(Dataset records)
** begin **

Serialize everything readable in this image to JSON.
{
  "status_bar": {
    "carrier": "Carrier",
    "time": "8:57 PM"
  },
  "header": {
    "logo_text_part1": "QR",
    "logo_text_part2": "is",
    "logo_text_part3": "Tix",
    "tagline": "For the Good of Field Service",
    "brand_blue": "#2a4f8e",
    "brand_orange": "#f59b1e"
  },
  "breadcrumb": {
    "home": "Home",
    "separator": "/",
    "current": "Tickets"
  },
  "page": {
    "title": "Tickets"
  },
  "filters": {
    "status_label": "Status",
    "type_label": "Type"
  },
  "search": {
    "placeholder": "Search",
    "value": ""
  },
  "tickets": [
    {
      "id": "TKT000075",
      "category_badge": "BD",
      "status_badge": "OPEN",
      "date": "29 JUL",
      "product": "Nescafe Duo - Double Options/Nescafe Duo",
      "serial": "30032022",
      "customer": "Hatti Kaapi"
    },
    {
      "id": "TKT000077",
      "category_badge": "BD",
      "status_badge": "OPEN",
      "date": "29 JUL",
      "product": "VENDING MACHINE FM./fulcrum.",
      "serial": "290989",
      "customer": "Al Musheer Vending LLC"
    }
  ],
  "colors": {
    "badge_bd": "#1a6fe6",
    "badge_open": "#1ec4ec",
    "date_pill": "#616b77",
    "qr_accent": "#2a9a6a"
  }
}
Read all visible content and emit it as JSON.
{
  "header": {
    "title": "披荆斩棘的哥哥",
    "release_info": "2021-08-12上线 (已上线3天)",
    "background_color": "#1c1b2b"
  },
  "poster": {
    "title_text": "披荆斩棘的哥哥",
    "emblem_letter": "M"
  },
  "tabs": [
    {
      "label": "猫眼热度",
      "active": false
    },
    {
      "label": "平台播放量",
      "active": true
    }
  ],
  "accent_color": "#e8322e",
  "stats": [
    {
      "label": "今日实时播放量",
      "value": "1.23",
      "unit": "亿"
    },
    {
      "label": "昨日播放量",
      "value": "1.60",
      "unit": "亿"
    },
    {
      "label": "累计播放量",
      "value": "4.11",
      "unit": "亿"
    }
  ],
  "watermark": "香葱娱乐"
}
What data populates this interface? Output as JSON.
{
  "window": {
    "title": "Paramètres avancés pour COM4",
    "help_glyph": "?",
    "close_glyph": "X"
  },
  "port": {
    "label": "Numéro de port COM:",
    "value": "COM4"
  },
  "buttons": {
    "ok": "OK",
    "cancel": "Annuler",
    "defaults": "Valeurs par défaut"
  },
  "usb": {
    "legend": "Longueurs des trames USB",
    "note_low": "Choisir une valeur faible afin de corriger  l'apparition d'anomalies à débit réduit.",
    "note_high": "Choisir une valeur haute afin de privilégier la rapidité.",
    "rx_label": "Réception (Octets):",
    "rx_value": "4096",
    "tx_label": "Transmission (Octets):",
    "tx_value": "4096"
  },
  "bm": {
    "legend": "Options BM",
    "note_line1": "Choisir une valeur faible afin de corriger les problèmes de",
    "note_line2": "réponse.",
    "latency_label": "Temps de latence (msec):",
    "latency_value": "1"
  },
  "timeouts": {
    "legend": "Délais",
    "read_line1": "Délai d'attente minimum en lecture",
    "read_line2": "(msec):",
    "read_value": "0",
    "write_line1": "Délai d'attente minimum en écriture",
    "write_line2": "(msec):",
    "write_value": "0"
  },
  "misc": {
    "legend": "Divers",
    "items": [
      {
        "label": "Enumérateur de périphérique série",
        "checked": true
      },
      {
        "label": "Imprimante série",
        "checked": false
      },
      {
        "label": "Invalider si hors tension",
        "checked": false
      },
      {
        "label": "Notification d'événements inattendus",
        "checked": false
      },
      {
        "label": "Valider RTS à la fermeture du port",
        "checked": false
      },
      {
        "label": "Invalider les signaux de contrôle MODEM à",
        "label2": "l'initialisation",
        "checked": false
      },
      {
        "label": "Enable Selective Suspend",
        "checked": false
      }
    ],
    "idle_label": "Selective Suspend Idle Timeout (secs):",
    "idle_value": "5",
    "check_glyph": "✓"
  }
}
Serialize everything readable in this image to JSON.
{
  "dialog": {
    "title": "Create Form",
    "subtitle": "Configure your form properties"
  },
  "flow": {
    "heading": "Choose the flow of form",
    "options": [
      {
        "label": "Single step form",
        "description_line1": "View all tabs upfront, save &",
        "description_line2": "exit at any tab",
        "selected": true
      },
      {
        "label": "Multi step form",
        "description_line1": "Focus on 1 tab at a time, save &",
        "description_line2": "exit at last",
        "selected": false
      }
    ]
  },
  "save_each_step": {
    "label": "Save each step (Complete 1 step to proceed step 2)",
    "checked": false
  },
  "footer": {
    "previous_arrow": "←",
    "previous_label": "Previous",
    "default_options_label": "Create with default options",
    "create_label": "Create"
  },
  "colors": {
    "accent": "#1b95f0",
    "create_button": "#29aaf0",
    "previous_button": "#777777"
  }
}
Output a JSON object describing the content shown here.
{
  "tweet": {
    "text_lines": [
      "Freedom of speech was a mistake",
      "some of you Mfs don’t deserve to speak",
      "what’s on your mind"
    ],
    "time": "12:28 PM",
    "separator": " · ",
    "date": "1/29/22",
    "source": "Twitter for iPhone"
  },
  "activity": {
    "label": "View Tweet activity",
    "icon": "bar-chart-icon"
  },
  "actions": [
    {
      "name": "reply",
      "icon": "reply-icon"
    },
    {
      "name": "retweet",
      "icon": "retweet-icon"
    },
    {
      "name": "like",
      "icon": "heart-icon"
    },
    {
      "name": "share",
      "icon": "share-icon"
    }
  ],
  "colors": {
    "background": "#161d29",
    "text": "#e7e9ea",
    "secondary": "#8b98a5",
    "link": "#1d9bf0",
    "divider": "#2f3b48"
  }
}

** end **

Exercise goal
Set down the listing above in full, please, exactly as it appears.

Task answer
Serialize everything readable in this image to JSON.
{
  "status_bar": {
    "carrier": "Carrier",
    "time": "8:57 PM"
  },
  "header": {
    "logo_text_part1": "QR",
    "logo_text_part2": "is",
    "logo_text_part3": "Tix",
    "tagline": "For the Good of Field Service",
    "brand_blue": "#2a4f8e",
    "brand_orange": "#f59b1e"
  },
  "breadcrumb": {
    "home": "Home",
    "separator": "/",
    "current": "Tickets"
  },
  "page": {
    "title": "Tickets"
  },
  "filters": {
    "status_label": "Status",
    "type_label": "Type"
  },
  "search": {
    "placeholder": "Search",
    "value": ""
  },
  "tickets": [
    {
      "id": "TKT000075",
      "category_badge": "BD",
      "status_badge": "OPEN",
      "date": "29 JUL",
      "product": "Nescafe Duo - Double Options/Nescafe Duo",
      "serial": "30032022",
      "customer": "Hatti Kaapi"
    },
    {
      "id": "TKT000077",
      "category_badge": "BD",
      "status_badge": "OPEN",
      "date": "29 JUL",
      "product": "VENDING MACHINE FM./fulcrum.",
      "serial": "290989",
      "customer": "Al Musheer Vending LLC"
    }
  ],
  "colors": {
    "badge_bd": "#1a6fe6",
    "badge_open": "#1ec4ec",
    "date_pill": "#616b77",
    "qr_accent": "#2a9a6a"
  }
}
Read all visible content and emit it as JSON.
{
  "header": {
    "title": "披荆斩棘的哥哥",
    "release_info": "2021-08-12上线 (已上线3天)",
    "background_color": "#1c1b2b"
  },
  "poster": {
    "title_text": "披荆斩棘的哥哥",
    "emblem_letter": "M"
  },
  "tabs": [
    {
      "label": "猫眼热度",
      "active": false
    },
    {
      "label": "平台播放量",
      "active": true
    }
  ],
  "accent_color": "#e8322e",
  "stats": [
    {
      "label": "今日实时播放量",
      "value": "1.23",
      "unit": "亿"
    },
    {
      "label": "昨日播放量",
      "value": "1.60",
      "unit": "亿"
    },
    {
      "label": "累计播放量",
      "value": "4.11",
      "unit": "亿"
    }
  ],
  "watermark": "香葱娱乐"
}
What data populates this interface? Output as JSON.
{
  "window": {
    "title": "Paramètres avancés pour COM4",
    "help_glyph": "?",
    "close_glyph": "X"
  },
  "port": {
    "label": "Numéro de port COM:",
    "value": "COM4"
  },
  "buttons": {
    "ok": "OK",
    "cancel": "Annuler",
    "defaults": "Valeurs par défaut"
  },
  "usb": {
    "legend": "Longueurs des trames USB",
    "note_low": "Choisir une valeur faible afin de corriger  l'apparition d'anomalies à débit réduit.",
    "note_high": "Choisir une valeur haute afin de privilégier la rapidité.",
    "rx_label": "Réception (Octets):",
    "rx_value": "4096",
    "tx_label": "Transmission (Octets):",
    "tx_value": "4096"
  },
  "bm": {
    "legend": "Options BM",
    "note_line1": "Choisir une valeur faible afin de corriger les problèmes de",
    "note_line2": "réponse.",
    "latency_label": "Temps de latence (msec):",
    "latency_value": "1"
  },
  "timeouts": {
    "legend": "Délais",
    "read_line1": "Délai d'attente minimum en lecture",
    "read_line2": "(msec):",
    "read_value": "0",
    "write_line1": "Délai d'attente minimum en écriture",
    "write_line2": "(msec):",
    "write_value": "0"
  },
  "misc": {
    "legend": "Divers",
    "items": [
      {
        "label": "Enumérateur de périphérique série",
        "checked": true
      },
      {
        "label": "Imprimante série",
        "checked": false
      },
      {
        "label": "Invalider si hors tension",
        "checked": false
      },
      {
        "label": "Notification d'événements inattendus",
        "checked": false
      },
      {
        "label": "Valider RTS à la fermeture du port",
        "checked": false
      },
      {
        "label": "Invalider les signaux de contrôle MODEM à",
        "label2": "l'initialisation",
        "checked": false
      },
      {
        "label": "Enable Selective Suspend",
        "checked": false
      }
    ],
    "idle_label": "Selective Suspend Idle Timeout (secs):",
    "idle_value": "5",
    "check_glyph": "✓"
  }
}
Serialize everything readable in this image to JSON.
{
  "dialog": {
    "title": "Create Form",
    "subtitle": "Configure your form properties"
  },
  "flow": {
    "heading": "Choose the flow of form",
    "options": [
      {
        "label": "Single step form",
        "description_line1": "View all tabs upfront, save &",
        "description_line2": "exit at any tab",
        "selected": true
      },
      {
        "label": "Multi step form",
        "description_line1": "Focus on 1 tab at a time, save &",
        "description_line2": "exit at last",
        "selected": false
      }
    ]
  },
  "save_each_step": {
    "label": "Save each step (Complete 1 step to proceed step 2)",
    "checked": false
  },
  "footer": {
    "previous_arrow": "←",
    "previous_label": "Previous",
    "default_options_label": "Create with default options",
    "create_label": "Create"
  },
  "colors": {
    "accent": "#1b95f0",
    "create_button": "#29aaf0",
    "previous_button": "#777777"
  }
}
Output a JSON object describing the content shown here.
{
  "tweet": {
    "text_lines": [
      "Freedom of speech was a mistake",
      "some of you Mfs don’t deserve to speak",
      "what’s on your mind"
    ],
    "time": "12:28 PM",
    "separator": " · ",
    "date": "1/29/22",
    "source": "Twitter for iPhone"
  },
  "activity": {
    "label": "View Tweet activity",
    "icon": "bar-chart-icon"
  },
  "actions": [
    {
      "name": "reply",
      "icon": "reply-icon"
    },
    {
      "name": "retweet",
      "icon": "retweet-icon"
    },
    {
      "name": "like",
      "icon": "heart-icon"
    },
    {
      "name": "share",
      "icon": "share-icon"
    }
  ],
  "colors": {
    "background": "#161d29",
    "text": "#e7e9ea",
    "secondary": "#8b98a5",
    "link": "#1d9bf0",
    "divider": "#2f3b48"
  }
}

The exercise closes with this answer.